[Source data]
● ● ● ● ● ● ●

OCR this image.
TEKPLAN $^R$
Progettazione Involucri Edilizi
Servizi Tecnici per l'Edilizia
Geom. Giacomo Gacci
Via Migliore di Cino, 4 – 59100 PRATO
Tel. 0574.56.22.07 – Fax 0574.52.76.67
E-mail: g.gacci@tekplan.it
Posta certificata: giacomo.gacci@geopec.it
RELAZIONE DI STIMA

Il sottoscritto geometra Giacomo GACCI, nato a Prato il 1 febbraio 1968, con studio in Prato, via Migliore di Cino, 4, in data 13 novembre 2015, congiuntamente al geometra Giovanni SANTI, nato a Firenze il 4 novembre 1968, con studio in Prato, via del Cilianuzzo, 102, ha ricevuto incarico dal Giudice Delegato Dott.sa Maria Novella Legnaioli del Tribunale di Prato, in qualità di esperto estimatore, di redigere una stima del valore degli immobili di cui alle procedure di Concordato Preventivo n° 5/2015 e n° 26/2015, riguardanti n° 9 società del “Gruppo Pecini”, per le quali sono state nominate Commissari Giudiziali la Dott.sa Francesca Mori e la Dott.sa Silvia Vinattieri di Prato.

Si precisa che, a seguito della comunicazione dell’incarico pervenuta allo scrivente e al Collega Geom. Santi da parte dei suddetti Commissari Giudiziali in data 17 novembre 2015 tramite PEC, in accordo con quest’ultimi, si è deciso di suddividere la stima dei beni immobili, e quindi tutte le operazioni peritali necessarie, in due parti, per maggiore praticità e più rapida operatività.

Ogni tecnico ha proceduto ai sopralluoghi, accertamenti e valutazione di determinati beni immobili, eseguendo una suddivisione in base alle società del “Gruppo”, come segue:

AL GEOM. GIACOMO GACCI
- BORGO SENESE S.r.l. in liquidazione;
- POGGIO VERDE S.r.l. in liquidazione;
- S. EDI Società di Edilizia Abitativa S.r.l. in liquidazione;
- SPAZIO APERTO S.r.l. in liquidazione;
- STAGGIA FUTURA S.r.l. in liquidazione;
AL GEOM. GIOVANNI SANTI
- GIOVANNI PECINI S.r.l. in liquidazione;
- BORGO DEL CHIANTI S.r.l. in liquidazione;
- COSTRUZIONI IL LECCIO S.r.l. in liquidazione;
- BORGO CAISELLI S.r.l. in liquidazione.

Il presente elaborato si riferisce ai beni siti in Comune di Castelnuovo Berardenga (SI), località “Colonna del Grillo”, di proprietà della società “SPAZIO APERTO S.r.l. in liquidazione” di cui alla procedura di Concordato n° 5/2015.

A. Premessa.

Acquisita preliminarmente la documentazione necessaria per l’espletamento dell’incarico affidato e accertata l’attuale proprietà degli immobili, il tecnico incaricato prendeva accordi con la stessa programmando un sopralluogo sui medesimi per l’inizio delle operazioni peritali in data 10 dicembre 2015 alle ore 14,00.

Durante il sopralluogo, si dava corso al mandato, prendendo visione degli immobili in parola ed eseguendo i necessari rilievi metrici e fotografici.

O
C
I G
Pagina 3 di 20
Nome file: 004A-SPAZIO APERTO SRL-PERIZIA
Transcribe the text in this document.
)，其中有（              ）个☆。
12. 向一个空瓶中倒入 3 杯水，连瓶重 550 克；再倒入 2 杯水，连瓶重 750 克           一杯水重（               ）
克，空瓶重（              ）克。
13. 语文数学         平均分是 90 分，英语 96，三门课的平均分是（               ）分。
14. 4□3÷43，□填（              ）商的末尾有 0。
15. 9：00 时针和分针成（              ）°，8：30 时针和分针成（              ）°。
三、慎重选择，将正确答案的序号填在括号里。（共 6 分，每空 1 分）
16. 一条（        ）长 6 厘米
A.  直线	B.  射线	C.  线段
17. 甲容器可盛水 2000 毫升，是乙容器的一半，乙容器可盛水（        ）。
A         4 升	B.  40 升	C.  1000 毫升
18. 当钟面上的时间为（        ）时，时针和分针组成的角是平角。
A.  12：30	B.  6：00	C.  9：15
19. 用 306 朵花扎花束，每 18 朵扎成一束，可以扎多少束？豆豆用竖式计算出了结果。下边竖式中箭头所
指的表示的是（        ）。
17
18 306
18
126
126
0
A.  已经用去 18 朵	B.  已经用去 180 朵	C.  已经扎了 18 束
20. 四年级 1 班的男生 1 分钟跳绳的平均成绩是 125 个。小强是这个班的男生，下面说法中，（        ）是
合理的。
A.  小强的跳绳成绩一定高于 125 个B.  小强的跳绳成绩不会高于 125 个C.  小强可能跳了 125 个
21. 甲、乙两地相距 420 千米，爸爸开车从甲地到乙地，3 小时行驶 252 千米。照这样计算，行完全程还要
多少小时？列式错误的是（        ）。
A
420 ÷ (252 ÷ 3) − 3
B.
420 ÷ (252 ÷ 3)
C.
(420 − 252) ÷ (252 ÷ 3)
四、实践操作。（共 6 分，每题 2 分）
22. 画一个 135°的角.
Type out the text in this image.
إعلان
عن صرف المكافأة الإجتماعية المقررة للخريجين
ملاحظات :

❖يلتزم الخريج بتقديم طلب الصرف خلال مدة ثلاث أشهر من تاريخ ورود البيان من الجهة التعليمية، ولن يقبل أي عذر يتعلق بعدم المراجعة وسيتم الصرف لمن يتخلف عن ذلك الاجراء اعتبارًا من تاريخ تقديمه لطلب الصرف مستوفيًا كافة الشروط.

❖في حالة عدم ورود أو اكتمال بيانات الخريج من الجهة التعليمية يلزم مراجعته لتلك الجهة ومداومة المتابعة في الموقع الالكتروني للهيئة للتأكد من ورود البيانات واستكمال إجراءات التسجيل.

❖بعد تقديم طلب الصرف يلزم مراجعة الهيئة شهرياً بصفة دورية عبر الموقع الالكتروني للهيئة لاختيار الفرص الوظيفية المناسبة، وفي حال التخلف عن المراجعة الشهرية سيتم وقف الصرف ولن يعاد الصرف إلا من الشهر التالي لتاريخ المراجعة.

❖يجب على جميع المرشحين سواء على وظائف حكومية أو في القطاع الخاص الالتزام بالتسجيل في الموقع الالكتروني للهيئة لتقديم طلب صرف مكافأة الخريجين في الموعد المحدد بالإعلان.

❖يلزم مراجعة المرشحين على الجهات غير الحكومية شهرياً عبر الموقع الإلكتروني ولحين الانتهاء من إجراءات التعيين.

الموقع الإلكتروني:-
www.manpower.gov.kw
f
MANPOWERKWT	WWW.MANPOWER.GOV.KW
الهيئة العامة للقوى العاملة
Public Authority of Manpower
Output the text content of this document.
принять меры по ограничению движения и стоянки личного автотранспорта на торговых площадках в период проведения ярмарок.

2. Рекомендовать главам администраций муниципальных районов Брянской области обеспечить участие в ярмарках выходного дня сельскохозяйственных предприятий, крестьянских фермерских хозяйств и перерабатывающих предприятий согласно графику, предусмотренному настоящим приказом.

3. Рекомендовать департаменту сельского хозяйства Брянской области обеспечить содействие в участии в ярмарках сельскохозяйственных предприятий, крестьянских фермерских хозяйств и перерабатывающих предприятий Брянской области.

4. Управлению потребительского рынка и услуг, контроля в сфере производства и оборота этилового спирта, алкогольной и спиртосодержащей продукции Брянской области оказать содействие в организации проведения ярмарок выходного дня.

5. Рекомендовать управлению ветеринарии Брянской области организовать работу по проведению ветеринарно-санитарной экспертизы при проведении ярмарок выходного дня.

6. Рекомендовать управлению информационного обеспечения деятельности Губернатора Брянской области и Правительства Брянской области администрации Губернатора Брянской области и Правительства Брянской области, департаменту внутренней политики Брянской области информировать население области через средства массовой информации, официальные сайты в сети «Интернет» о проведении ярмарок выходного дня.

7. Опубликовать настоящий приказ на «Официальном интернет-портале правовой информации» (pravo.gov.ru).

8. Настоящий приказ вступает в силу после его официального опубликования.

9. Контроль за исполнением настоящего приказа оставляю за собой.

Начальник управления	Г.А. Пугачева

● ● ● ● ● ● ●

### PROBLEM REQUIREMENTS:
Check each line of the records above for the string "الالكتروني", and report every line that has it.

### TASK OUTPUT:
❖في حالة عدم ورود أو اكتمال بيانات الخريج من الجهة التعليمية يلزم مراجعته لتلك الجهة ومداومة المتابعة في الموقع الالكتروني للهيئة للتأكد من ورود البيانات واستكمال إجراءات التسجيل.
❖بعد تقديم طلب الصرف يلزم مراجعة الهيئة شهرياً بصفة دورية عبر الموقع الالكتروني للهيئة لاختيار الفرص الوظيفية المناسبة، وفي حال التخلف عن المراجعة الشهرية سيتم وقف الصرف ولن يعاد الصرف إلا من الشهر التالي لتاريخ المراجعة.
❖يجب على جميع المرشحين سواء على وظائف حكومية أو في القطاع الخاص الالتزام بالتسجيل في الموقع الالكتروني للهيئة لتقديم طلب صرف مكافأة الخريجين في الموعد المحدد بالإعلان.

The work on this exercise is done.